▶ [Fragmento del texto]:
#####

Para que una obra social sostenga un tratamiento ambulatorio de cuidado, se analizan los logros, las mejoras que une cuidadore o acompañante produjo sobre sobre el caso. Pero esta lógica de los logros muchas veces supone una progresión que no está pensada especialmente para la vida en la vejez y según sus demandas y características.
Eribon en su ensayo pone en cuestión, con rigurosidad y con un balanceo entre la distancia, el afecto, en una sociología del yo (la conceptualización de problemas sociológicas a partir de experiencias singulares del investigador), la politicidad de las voces de las vejeces. “¿Qué es una declaración política que permanece reducida a la esfera privada, que no puede acceder a la esfera pública?”, se pregunta, ante las quejas de su madre frente al sistema de cuidados que la moldea, quejas de carácter político pero con alcance limitado. Es decir, la politicidad de esas quejas es amortiguada cotidianamente por nuestras costumbres, posibilidades, imposibilidades y equilibrios de intereses afectivos, sociales, económicos.
El libro piensa la vejez y la muerte. No termina de responder por qué él y sus hermanos actúan así con la muerte de la madre. Pero sin decirlo plantea el problema sobre a qué otras formas de tratarla podemos recurrir, y dónde están nuestras limitaciones o las de cada familia o cada cultura. ¿Nos urge admitir que también hay vejeces activas, creativas, sacudir los estereotipos también en términos etarios? ¿En términos de Ana Fascioli, “para el paciente que llega lúcido al final de la vida [que no siempre es viejx], es un tiempo de ‘dejar legado’, de ‘trascender en las cosas y las personas’ y de recibir reconocimiento por el legado que deja”? ¿Las personas viejas, de las que siempre alguien se ocupa, están destinadas, como plantea Eribon, a “ser siempre una especie de categoría-objeto cuya identidad, cuya imagen, cuya representación provienen del exterior y no del interior”?

#####

▶ [Conjunto de registros]:
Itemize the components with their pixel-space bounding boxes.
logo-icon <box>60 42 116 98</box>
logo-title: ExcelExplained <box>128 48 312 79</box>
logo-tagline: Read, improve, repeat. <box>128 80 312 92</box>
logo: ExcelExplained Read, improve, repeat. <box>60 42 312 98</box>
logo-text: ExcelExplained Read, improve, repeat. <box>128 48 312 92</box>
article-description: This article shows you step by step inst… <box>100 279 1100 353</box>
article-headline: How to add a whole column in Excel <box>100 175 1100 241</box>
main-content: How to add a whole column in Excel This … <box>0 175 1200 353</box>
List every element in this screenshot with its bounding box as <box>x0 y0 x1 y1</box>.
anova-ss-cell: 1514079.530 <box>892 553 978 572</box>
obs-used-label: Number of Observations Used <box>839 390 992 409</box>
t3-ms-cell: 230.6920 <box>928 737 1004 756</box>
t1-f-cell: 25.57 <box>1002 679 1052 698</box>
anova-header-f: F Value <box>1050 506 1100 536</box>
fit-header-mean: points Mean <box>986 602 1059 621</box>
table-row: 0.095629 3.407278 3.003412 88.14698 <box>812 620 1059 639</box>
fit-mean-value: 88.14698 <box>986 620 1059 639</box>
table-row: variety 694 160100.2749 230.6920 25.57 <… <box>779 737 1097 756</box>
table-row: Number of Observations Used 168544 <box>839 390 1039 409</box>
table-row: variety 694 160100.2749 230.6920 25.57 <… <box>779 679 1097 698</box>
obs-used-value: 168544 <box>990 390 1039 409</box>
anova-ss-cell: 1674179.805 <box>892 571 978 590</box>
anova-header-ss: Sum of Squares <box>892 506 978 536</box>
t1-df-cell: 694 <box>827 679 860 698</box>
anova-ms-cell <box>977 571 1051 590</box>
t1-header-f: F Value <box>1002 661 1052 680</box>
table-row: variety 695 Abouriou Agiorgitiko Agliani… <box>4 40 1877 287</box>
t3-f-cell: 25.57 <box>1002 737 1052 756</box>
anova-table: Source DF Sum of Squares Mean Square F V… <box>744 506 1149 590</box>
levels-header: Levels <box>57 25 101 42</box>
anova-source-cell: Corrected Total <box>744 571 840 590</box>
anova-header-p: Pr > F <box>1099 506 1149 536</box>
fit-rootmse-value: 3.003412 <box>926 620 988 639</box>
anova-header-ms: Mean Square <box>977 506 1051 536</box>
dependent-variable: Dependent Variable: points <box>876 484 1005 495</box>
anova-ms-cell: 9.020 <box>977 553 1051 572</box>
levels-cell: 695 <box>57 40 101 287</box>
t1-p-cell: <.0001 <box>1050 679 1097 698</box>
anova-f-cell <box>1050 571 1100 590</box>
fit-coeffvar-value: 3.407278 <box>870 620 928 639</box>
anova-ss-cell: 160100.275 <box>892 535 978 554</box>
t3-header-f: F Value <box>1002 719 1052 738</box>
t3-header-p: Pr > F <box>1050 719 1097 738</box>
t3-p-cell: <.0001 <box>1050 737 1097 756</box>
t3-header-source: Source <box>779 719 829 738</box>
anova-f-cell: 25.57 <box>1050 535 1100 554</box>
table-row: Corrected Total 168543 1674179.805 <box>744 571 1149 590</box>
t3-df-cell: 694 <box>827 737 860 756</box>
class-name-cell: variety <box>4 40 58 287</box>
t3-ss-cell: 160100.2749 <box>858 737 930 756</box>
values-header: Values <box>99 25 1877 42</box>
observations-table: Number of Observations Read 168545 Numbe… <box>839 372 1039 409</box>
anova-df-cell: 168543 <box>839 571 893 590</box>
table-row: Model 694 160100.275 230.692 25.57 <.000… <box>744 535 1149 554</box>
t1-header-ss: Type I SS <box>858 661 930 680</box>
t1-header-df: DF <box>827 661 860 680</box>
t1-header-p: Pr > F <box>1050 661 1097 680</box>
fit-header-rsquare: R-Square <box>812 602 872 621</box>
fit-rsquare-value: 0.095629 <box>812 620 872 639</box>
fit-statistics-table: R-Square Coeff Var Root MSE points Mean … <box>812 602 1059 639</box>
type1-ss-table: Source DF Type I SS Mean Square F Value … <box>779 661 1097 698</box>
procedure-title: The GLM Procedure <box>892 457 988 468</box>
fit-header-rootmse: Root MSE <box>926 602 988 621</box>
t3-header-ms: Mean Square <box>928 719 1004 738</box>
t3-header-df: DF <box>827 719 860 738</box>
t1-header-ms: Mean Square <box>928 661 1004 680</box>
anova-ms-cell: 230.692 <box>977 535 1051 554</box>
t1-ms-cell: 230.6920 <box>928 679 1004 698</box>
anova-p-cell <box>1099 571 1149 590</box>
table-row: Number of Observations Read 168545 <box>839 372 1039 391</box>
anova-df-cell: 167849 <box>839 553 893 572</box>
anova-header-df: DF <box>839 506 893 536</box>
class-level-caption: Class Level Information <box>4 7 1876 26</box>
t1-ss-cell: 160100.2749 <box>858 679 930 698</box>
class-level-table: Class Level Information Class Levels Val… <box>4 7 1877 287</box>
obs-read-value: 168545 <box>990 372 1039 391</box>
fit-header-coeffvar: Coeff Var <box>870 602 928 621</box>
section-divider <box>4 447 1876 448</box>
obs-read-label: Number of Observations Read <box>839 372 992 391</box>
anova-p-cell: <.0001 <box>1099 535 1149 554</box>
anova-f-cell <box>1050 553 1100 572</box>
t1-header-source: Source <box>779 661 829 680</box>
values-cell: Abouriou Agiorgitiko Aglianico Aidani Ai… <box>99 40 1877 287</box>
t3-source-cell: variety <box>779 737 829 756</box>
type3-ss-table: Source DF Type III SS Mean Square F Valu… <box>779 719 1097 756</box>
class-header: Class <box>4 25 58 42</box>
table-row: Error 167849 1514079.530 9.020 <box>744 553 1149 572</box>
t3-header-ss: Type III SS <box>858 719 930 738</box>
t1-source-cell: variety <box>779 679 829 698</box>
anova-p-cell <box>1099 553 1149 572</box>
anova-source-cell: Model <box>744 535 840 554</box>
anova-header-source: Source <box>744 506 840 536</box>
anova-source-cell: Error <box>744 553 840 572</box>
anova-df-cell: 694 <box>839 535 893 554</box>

#####

Escribe la continuación del texto sobre la vejez y los cuidados a partir de su última oración.

Los rasgos duros y generosos del texto de Eribon, en parte, se fundan en que el texto está situado con claridad en los efectos estructurales de aparatos sociales masivos, consigue dialectizar lo general con lo particular, trabajar los problemas sociales en cada vida concreta y contribuir a pensar los problemas sociales a partir de esas biografías.
¿Pero qué hacer después de esto? Los argumentos más a la mano para pensar los cuidados en la vejez y sus placeres, decisiones, formas de experiencia y de habla son limitados, siguen chocando. Poblaciones en el mundo, incluyendo a nuestro país, se componen cada vez más de viejes, lo cual pone en cuestión los esquemas que componen los sistemas previsionales. De ahí las formas torpes y crueles de intervenir sobre esos sistemas de parte de gobiernos como los alineados con la internacional reaccionaria de la que participan nuestras autoridades nacionales, y sus respuestas, o su relación con las migraciones.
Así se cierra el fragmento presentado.